*What the task asks*
Filter the entries, keeping every line with the word "Measures".

*Excerpts from a figure dataset*
--- BEGIN ---

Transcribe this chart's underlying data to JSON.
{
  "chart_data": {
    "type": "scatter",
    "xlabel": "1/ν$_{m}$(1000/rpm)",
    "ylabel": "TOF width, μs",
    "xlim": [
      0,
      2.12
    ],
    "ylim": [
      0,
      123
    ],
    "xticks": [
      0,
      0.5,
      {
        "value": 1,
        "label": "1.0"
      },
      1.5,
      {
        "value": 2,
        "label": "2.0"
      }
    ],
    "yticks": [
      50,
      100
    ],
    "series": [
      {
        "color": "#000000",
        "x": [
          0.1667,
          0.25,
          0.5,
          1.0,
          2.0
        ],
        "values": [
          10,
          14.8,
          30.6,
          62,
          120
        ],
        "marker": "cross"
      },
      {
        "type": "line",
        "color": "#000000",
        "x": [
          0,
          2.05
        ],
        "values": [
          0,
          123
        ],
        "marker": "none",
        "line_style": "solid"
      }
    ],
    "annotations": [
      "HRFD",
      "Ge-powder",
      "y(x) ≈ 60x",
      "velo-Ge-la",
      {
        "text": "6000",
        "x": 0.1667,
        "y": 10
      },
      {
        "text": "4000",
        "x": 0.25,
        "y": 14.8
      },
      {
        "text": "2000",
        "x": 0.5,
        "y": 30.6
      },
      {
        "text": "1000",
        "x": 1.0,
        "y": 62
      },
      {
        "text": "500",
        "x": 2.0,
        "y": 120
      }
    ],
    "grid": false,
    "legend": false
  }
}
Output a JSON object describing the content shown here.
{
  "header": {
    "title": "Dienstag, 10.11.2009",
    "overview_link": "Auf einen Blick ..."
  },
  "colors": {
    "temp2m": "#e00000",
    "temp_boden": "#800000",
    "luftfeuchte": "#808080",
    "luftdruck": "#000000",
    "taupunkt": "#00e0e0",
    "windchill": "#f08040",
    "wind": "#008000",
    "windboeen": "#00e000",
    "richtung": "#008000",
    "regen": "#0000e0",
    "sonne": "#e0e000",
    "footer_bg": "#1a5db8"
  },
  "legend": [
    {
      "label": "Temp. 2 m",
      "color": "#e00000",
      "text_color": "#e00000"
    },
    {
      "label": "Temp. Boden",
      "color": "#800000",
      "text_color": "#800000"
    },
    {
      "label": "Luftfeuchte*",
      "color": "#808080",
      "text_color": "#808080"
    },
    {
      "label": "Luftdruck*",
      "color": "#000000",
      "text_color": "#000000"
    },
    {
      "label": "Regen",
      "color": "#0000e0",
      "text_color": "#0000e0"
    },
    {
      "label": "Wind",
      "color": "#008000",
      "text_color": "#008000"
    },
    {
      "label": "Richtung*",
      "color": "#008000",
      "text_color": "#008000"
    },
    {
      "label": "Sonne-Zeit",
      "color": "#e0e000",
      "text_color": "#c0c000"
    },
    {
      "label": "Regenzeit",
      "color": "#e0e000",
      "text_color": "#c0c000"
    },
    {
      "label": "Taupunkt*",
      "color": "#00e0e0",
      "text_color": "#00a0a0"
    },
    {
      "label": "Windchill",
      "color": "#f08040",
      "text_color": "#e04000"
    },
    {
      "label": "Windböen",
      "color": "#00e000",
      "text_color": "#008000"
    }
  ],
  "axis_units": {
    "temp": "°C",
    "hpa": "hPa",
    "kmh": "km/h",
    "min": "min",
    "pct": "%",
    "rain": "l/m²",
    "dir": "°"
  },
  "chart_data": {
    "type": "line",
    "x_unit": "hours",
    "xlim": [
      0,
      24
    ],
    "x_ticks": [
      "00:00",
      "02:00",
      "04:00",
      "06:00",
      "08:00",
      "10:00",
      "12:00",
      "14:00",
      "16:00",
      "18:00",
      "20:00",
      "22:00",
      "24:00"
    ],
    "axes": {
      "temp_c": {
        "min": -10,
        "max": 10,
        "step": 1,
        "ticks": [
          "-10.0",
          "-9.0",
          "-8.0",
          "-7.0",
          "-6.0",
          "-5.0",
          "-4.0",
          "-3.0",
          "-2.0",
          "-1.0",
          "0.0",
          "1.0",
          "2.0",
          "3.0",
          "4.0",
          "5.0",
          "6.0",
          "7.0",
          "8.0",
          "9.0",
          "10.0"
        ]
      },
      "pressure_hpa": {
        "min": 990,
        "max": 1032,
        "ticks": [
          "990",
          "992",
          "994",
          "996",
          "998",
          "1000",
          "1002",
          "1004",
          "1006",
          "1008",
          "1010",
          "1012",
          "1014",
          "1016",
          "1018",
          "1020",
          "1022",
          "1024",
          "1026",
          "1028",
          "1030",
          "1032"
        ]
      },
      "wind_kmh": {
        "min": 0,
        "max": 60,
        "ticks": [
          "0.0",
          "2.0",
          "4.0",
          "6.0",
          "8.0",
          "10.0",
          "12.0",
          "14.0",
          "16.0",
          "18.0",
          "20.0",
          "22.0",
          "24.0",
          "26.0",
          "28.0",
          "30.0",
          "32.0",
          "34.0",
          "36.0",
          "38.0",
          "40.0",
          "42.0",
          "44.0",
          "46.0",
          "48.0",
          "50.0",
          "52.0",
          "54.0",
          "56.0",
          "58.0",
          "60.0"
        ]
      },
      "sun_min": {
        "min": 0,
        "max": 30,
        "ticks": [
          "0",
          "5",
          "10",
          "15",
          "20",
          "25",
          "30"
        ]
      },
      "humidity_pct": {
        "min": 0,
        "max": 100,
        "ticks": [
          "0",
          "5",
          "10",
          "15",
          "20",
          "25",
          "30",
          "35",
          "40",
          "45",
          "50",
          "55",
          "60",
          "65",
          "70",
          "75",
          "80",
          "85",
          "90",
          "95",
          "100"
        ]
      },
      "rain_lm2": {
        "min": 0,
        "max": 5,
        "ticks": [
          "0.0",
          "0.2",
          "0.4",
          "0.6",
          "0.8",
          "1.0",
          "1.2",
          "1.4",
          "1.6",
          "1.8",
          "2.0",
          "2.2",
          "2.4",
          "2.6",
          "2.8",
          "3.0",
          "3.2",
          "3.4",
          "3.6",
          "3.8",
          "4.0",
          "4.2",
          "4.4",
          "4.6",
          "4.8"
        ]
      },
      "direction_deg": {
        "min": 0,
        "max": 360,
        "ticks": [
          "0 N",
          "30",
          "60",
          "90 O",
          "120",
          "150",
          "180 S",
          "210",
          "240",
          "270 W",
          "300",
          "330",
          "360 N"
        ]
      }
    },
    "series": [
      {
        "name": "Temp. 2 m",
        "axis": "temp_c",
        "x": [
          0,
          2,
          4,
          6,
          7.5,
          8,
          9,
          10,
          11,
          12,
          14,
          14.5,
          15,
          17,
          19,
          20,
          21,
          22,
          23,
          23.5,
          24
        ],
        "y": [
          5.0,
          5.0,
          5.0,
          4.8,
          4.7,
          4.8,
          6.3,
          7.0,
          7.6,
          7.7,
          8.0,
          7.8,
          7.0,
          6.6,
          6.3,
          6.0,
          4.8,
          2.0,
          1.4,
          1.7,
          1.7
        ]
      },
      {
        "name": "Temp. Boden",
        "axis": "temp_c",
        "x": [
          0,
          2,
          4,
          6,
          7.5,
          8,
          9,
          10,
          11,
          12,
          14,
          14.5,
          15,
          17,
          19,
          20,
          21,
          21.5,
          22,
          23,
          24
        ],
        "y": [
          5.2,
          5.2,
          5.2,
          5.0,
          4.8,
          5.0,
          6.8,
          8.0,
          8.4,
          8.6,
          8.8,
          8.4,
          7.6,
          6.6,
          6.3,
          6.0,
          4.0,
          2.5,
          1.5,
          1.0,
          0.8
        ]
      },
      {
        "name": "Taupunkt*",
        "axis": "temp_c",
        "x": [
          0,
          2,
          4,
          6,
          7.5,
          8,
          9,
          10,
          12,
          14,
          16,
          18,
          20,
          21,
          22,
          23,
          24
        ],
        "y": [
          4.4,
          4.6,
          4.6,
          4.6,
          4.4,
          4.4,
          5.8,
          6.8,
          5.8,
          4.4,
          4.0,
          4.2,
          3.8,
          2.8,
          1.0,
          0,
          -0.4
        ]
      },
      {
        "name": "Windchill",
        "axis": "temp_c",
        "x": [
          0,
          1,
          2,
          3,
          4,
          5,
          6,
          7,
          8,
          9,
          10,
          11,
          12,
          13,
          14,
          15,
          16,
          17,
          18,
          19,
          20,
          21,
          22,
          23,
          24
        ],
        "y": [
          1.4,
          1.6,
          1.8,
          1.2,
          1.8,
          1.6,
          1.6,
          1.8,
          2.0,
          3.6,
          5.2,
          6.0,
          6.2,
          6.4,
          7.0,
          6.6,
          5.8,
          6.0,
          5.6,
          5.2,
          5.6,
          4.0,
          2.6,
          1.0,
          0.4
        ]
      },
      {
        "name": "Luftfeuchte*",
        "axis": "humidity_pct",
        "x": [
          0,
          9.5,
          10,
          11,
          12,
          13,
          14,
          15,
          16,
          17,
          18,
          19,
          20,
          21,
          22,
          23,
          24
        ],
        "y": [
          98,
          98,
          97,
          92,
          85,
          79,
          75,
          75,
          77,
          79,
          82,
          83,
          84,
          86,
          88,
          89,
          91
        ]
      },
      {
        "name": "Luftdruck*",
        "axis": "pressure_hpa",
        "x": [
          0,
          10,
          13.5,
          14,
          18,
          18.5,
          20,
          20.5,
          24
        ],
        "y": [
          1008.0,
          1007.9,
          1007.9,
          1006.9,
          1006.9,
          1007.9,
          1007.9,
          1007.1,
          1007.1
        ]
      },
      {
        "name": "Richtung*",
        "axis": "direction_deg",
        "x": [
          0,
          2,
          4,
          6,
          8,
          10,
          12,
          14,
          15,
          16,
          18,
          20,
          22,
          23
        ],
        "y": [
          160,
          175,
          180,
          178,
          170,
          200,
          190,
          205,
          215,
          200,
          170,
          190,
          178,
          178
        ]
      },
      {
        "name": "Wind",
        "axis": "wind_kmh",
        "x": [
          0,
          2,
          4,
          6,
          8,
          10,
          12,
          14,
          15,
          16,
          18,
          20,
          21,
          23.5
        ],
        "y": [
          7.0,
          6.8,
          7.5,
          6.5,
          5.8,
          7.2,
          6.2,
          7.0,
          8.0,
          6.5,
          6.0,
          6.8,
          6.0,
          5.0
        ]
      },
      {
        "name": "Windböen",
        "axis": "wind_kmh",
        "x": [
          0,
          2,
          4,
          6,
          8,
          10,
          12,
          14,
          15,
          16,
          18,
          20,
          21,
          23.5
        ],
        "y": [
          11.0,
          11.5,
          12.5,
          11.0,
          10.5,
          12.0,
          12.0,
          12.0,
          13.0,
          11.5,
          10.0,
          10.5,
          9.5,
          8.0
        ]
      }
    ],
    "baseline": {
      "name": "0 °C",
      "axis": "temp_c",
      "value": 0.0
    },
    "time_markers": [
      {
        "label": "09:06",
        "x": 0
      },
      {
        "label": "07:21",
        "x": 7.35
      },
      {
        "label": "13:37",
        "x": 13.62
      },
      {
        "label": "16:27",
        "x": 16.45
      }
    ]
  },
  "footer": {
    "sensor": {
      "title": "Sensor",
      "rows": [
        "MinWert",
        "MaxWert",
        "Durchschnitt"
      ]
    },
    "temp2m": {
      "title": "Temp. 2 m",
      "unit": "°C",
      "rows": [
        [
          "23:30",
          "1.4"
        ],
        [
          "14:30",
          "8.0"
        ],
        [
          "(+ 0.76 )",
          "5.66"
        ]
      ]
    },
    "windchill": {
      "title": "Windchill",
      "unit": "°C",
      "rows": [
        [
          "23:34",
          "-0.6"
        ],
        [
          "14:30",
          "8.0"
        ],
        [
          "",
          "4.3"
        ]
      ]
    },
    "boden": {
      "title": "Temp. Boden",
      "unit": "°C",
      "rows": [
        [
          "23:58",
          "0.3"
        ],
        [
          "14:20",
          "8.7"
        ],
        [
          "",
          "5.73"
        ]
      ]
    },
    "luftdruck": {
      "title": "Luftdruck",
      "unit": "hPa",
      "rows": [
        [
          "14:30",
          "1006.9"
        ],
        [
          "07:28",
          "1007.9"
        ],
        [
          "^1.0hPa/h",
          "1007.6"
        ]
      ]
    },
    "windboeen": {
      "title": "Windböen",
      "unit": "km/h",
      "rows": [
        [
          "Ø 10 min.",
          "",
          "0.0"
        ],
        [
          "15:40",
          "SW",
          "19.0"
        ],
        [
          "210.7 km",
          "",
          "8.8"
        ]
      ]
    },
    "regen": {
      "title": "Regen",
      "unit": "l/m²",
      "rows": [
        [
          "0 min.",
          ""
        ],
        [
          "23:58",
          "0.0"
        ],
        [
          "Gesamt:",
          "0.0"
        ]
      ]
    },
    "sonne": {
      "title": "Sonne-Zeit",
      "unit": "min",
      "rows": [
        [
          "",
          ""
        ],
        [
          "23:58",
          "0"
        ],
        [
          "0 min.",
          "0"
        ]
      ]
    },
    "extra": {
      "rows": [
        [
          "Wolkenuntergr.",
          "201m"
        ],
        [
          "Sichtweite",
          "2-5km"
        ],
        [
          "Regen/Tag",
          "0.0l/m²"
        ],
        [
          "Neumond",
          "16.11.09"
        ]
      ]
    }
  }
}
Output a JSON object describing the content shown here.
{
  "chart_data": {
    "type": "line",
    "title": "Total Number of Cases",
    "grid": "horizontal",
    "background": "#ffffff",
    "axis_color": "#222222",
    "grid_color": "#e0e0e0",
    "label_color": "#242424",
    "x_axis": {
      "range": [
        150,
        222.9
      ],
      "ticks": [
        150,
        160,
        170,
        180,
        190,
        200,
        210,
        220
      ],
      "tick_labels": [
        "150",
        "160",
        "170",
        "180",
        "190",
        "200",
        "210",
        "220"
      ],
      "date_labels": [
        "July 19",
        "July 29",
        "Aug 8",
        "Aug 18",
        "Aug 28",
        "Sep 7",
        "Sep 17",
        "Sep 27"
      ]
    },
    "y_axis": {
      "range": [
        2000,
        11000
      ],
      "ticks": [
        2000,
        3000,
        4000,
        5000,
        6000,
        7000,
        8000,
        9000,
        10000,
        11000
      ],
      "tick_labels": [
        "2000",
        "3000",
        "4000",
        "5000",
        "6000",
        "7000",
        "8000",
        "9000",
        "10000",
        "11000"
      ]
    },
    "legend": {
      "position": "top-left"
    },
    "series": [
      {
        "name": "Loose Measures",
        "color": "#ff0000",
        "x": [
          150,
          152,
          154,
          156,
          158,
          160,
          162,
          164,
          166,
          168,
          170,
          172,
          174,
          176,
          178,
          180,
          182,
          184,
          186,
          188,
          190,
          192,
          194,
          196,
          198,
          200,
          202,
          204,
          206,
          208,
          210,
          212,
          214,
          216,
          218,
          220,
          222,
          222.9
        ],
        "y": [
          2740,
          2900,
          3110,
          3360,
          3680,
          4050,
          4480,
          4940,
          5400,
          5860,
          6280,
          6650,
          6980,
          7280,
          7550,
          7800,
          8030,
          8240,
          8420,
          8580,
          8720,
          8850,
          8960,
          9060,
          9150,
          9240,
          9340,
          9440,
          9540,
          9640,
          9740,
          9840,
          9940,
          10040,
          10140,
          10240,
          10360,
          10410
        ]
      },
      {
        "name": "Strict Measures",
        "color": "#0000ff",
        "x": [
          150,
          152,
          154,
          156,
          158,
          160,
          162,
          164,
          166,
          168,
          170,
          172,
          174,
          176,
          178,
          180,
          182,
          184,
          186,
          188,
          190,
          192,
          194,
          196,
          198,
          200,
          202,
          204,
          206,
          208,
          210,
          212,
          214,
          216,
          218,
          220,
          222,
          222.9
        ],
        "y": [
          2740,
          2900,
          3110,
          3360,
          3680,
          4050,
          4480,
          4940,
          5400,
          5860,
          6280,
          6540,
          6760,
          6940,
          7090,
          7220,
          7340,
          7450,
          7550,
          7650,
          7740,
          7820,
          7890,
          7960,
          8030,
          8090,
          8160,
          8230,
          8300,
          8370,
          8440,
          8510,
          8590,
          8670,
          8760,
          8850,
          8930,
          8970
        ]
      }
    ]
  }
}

--- END ---

*Result below*
        "name": "Loose Measures",
        "name": "Strict Measures",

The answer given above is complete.